PROMPT
Please write out the material that follows, exactly as it stands.

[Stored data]

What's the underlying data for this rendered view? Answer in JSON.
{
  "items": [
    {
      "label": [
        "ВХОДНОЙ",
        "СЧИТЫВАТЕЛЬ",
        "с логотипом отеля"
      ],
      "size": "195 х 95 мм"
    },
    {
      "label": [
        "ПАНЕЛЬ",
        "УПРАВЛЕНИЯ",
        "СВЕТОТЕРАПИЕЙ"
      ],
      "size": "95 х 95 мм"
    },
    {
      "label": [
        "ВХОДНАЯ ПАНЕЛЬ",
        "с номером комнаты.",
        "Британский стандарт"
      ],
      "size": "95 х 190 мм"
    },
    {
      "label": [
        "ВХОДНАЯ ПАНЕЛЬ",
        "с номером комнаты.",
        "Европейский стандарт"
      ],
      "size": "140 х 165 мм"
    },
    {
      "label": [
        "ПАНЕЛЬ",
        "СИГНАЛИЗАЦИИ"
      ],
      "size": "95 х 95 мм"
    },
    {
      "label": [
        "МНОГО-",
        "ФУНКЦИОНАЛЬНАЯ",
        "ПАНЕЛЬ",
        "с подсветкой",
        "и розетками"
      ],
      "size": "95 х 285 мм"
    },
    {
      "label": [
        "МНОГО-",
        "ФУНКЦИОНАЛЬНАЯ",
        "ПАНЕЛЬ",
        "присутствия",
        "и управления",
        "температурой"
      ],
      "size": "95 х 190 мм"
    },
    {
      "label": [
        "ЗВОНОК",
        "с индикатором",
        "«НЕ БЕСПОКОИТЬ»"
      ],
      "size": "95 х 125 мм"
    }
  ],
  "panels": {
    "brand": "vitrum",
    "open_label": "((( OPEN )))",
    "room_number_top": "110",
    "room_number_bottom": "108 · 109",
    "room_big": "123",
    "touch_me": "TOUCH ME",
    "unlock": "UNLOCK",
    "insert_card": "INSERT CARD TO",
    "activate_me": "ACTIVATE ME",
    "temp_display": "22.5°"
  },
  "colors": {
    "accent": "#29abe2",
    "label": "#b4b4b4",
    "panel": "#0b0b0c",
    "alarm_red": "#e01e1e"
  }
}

WRITTEN SOLUTION
What's the underlying data for this rendered view? Answer in JSON.
{
  "items": [
    {
      "label": [
        "ВХОДНОЙ",
        "СЧИТЫВАТЕЛЬ",
        "с логотипом отеля"
      ],
      "size": "195 х 95 мм"
    },
    {
      "label": [
        "ПАНЕЛЬ",
        "УПРАВЛЕНИЯ",
        "СВЕТОТЕРАПИЕЙ"
      ],
      "size": "95 х 95 мм"
    },
    {
      "label": [
        "ВХОДНАЯ ПАНЕЛЬ",
        "с номером комнаты.",
        "Британский стандарт"
      ],
      "size": "95 х 190 мм"
    },
    {
      "label": [
        "ВХОДНАЯ ПАНЕЛЬ",
        "с номером комнаты.",
        "Европейский стандарт"
      ],
      "size": "140 х 165 мм"
    },
    {
      "label": [
        "ПАНЕЛЬ",
        "СИГНАЛИЗАЦИИ"
      ],
      "size": "95 х 95 мм"
    },
    {
      "label": [
        "МНОГО-",
        "ФУНКЦИОНАЛЬНАЯ",
        "ПАНЕЛЬ",
        "с подсветкой",
        "и розетками"
      ],
      "size": "95 х 285 мм"
    },
    {
      "label": [
        "МНОГО-",
        "ФУНКЦИОНАЛЬНАЯ",
        "ПАНЕЛЬ",
        "присутствия",
        "и управления",
        "температурой"
      ],
      "size": "95 х 190 мм"
    },
    {
      "label": [
        "ЗВОНОК",
        "с индикатором",
        "«НЕ БЕСПОКОИТЬ»"
      ],
      "size": "95 х 125 мм"
    }
  ],
  "panels": {
    "brand": "vitrum",
    "open_label": "((( OPEN )))",
    "room_number_top": "110",
    "room_number_bottom": "108 · 109",
    "room_big": "123",
    "touch_me": "TOUCH ME",
    "unlock": "UNLOCK",
    "insert_card": "INSERT CARD TO",
    "activate_me": "ACTIVATE ME",
    "temp_display": "22.5°"
  },
  "colors": {
    "accent": "#29abe2",
    "label": "#b4b4b4",
    "panel": "#0b0b0c",
    "alarm_red": "#e01e1e"
  }
}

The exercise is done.